-- Start Given records --

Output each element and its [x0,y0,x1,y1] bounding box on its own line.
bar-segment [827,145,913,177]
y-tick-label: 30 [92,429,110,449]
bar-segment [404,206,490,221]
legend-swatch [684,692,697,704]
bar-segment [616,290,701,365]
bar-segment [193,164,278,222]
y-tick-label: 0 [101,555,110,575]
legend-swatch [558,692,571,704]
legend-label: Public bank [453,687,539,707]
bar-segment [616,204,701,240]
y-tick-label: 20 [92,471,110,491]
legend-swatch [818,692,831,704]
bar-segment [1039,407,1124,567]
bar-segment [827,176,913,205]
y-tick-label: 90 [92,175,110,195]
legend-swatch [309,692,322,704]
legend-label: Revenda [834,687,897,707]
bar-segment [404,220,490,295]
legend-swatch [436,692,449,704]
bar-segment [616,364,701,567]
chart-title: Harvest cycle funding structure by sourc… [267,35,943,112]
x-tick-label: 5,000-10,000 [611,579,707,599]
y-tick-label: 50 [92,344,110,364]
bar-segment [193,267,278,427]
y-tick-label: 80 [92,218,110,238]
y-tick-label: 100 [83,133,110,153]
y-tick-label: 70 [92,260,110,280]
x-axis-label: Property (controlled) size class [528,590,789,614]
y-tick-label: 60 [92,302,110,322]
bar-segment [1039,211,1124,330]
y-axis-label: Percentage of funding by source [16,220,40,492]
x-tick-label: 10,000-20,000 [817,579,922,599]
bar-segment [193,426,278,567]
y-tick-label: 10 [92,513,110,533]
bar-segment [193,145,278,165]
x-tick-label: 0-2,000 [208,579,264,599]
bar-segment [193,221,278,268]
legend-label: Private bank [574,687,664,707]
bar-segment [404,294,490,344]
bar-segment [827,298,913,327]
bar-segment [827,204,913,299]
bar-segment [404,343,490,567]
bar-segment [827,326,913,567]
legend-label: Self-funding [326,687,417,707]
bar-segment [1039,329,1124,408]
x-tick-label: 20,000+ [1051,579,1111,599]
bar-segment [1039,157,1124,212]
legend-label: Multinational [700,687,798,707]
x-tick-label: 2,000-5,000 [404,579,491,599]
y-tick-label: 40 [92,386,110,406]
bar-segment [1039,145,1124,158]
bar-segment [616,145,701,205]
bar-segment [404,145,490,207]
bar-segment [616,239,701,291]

-- End Given records --

## Objective
Quote every line of the data above verbatim and in its original order.

## Answer to this task
Output each element and its [x0,y0,x1,y1] bounding box on its own line.
bar-segment [827,145,913,177]
y-tick-label: 30 [92,429,110,449]
bar-segment [404,206,490,221]
legend-swatch [684,692,697,704]
bar-segment [616,290,701,365]
bar-segment [193,164,278,222]
y-tick-label: 0 [101,555,110,575]
legend-swatch [558,692,571,704]
legend-label: Public bank [453,687,539,707]
bar-segment [616,204,701,240]
y-tick-label: 20 [92,471,110,491]
legend-swatch [818,692,831,704]
bar-segment [1039,407,1124,567]
bar-segment [827,176,913,205]
y-tick-label: 90 [92,175,110,195]
legend-swatch [309,692,322,704]
legend-label: Revenda [834,687,897,707]
bar-segment [404,220,490,295]
legend-swatch [436,692,449,704]
bar-segment [616,364,701,567]
chart-title: Harvest cycle funding structure by sourc… [267,35,943,112]
x-tick-label: 5,000-10,000 [611,579,707,599]
y-tick-label: 50 [92,344,110,364]
bar-segment [193,267,278,427]
y-tick-label: 80 [92,218,110,238]
y-tick-label: 100 [83,133,110,153]
y-tick-label: 70 [92,260,110,280]
x-axis-label: Property (controlled) size class [528,590,789,614]
y-tick-label: 60 [92,302,110,322]
bar-segment [1039,211,1124,330]
y-axis-label: Percentage of funding by source [16,220,40,492]
x-tick-label: 10,000-20,000 [817,579,922,599]
bar-segment [193,426,278,567]
y-tick-label: 10 [92,513,110,533]
bar-segment [193,145,278,165]
x-tick-label: 0-2,000 [208,579,264,599]
bar-segment [193,221,278,268]
legend-label: Private bank [574,687,664,707]
bar-segment [404,294,490,344]
bar-segment [827,298,913,327]
bar-segment [827,204,913,299]
bar-segment [404,343,490,567]
bar-segment [827,326,913,567]
legend-label: Self-funding [326,687,417,707]
bar-segment [1039,329,1124,408]
x-tick-label: 20,000+ [1051,579,1111,599]
bar-segment [1039,157,1124,212]
legend-label: Multinational [700,687,798,707]
x-tick-label: 2,000-5,000 [404,579,491,599]
y-tick-label: 40 [92,386,110,406]
bar-segment [1039,145,1124,158]
bar-segment [616,145,701,205]
bar-segment [404,145,490,207]
bar-segment [616,239,701,291]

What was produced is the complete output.